▶ _YOUR ASSIGNMENT_
Using the entries that follow, give only the number of lines with the word "text" in them.
---------- STUDY MATERIAL ----------
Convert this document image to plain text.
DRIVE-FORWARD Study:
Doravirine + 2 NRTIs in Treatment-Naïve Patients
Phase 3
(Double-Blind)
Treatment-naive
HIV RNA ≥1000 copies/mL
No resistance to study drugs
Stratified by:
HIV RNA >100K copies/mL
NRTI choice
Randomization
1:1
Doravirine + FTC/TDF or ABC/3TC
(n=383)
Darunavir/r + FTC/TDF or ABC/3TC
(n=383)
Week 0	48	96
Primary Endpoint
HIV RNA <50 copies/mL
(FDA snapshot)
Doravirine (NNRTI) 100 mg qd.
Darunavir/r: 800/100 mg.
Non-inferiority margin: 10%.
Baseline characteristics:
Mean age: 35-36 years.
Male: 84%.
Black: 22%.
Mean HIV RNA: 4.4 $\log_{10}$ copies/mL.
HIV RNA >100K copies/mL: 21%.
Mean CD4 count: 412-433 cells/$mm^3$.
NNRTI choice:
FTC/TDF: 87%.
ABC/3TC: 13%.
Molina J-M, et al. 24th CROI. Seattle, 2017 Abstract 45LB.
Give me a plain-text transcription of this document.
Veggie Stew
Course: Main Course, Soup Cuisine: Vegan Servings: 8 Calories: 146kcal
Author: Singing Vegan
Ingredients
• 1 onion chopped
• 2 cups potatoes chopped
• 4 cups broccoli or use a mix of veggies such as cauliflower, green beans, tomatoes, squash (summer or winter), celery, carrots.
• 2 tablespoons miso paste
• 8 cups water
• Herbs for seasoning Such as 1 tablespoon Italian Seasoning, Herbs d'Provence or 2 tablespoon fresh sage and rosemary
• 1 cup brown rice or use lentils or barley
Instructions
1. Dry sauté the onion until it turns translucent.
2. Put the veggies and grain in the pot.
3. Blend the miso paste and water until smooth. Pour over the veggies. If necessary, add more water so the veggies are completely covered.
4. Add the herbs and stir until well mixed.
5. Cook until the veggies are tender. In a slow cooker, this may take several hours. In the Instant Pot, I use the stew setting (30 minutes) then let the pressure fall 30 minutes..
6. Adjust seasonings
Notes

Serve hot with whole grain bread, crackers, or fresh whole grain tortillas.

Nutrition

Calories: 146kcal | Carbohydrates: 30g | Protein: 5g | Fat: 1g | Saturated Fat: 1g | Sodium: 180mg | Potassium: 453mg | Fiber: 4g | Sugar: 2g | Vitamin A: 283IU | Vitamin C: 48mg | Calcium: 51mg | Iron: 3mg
----------
▶ _EXERCISE OUTPUT_
2